• Short exercise: Work out how many lines of the material below mention the word "ylabel"; reply with the number only.

• Entries shown:
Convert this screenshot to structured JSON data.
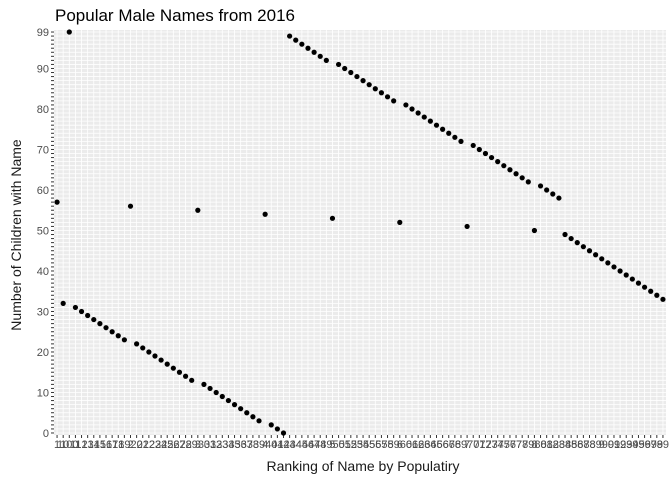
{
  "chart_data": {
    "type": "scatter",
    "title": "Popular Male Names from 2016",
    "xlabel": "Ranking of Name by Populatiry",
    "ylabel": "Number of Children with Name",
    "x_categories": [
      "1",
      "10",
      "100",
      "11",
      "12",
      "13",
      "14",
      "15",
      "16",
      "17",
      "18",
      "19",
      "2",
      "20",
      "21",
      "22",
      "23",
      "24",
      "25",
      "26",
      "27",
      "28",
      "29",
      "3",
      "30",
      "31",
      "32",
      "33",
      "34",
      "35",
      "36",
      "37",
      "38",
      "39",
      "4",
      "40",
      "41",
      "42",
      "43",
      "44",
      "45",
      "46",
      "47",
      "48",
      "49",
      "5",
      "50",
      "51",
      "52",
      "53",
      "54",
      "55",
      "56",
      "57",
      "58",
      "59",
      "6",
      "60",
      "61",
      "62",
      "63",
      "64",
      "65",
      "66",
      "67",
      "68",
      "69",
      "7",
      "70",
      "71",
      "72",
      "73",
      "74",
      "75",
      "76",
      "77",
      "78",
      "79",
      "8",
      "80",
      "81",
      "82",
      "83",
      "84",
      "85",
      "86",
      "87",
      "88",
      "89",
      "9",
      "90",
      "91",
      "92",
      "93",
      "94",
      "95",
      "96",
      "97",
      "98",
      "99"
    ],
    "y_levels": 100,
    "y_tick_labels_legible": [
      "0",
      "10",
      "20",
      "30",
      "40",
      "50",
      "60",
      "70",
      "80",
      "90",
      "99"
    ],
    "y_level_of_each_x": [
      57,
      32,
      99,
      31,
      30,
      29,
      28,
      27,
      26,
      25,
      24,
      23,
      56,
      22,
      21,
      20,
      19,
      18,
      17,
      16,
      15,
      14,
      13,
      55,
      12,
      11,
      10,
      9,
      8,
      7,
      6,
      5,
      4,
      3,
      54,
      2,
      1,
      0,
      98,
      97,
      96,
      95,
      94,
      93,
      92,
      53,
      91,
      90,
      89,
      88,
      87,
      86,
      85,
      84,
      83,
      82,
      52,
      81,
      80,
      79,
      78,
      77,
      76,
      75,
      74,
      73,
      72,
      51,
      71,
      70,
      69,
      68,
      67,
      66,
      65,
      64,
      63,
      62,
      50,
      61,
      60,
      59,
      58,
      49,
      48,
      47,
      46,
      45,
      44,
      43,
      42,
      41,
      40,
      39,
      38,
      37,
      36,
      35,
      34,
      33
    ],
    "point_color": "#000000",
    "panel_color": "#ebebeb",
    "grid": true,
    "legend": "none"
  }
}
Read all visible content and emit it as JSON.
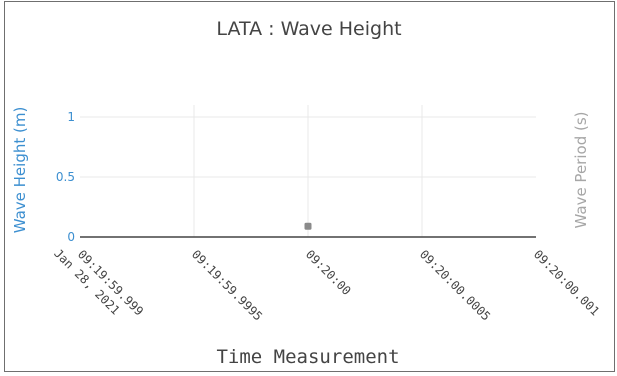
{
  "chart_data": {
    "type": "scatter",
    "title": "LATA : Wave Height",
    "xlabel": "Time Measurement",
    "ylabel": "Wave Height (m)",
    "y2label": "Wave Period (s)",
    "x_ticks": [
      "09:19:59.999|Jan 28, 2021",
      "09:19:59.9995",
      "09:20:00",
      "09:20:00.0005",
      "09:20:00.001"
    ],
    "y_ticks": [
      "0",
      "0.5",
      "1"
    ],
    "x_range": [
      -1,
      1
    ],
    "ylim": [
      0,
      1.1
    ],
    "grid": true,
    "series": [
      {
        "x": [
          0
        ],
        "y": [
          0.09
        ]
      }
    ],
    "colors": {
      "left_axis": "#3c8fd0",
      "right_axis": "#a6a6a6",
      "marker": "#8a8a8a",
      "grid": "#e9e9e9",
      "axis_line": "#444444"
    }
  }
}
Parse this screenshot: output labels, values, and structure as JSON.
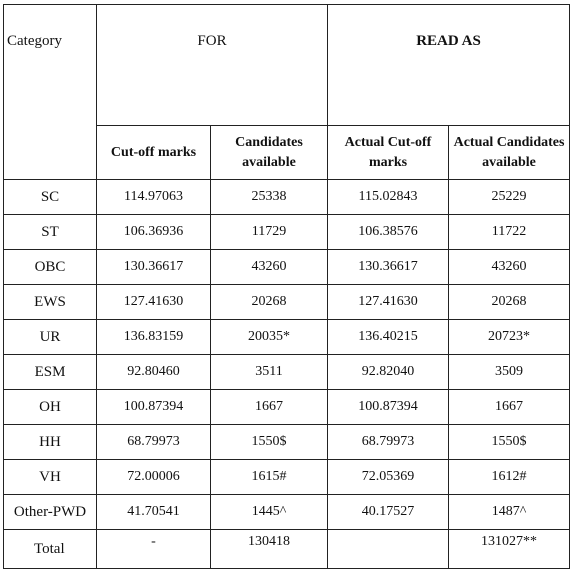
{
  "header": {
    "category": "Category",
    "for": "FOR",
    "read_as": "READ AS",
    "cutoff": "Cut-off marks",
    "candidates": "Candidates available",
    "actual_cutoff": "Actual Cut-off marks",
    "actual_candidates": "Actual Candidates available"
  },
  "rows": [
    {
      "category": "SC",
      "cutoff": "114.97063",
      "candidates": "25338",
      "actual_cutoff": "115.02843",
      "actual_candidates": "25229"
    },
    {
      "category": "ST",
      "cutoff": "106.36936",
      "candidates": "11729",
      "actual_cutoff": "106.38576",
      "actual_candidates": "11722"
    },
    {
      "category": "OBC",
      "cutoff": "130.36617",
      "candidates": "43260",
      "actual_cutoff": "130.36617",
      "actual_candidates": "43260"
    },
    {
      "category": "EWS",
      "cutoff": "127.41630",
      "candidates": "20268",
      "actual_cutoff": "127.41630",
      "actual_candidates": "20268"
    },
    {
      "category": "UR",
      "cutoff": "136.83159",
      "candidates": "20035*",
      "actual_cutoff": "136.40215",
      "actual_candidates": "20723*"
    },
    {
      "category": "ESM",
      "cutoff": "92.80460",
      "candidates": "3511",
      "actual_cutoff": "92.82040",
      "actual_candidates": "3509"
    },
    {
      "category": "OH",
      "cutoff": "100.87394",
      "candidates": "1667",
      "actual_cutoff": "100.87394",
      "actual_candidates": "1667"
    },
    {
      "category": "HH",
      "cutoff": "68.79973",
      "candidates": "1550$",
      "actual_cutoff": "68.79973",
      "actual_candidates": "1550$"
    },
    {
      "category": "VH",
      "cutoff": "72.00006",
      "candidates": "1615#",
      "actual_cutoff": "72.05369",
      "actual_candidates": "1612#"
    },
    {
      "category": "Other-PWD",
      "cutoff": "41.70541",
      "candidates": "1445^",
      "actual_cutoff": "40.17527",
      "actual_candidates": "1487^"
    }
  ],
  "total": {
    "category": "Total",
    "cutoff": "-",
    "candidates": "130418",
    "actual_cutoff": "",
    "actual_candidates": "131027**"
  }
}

• Answer to the problem: 2